**Instructions to follow**
Return only the count of lines in which the word "trên" appears.

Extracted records
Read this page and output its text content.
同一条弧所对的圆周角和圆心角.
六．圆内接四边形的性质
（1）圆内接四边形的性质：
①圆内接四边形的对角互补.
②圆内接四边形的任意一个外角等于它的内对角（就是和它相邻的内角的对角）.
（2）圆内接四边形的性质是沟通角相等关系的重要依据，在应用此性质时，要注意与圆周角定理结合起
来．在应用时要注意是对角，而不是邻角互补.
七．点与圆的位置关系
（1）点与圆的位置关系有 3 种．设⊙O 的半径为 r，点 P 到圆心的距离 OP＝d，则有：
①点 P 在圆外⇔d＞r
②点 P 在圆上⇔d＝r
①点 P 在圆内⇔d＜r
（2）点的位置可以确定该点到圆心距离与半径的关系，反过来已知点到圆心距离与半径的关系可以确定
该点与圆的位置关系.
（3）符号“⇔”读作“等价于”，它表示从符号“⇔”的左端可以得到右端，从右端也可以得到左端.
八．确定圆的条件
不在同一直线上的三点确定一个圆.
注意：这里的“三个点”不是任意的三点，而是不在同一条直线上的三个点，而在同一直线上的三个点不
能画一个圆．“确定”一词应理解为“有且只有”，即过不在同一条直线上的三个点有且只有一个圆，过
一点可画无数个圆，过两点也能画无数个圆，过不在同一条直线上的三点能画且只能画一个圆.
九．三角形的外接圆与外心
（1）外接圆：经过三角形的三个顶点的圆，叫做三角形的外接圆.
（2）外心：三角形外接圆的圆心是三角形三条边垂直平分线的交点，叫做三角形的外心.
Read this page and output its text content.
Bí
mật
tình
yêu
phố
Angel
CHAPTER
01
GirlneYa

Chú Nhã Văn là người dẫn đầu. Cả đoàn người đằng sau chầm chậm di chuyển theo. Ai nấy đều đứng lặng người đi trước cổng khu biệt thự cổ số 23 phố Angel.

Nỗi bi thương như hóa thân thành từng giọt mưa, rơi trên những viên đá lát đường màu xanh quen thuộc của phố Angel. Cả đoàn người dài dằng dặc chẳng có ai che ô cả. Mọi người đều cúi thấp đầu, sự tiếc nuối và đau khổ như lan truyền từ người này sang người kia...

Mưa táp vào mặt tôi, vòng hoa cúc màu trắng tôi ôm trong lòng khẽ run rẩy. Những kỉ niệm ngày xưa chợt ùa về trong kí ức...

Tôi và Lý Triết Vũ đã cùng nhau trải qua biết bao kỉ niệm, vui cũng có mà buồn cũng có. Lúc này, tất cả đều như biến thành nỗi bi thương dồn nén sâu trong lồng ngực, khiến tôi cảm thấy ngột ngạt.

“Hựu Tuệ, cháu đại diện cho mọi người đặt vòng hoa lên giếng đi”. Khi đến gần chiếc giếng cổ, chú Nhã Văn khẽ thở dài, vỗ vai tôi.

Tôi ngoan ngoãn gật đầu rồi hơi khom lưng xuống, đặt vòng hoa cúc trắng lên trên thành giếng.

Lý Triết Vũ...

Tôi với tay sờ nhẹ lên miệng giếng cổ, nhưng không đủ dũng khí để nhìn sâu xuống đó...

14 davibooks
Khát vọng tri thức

**Correct response**
2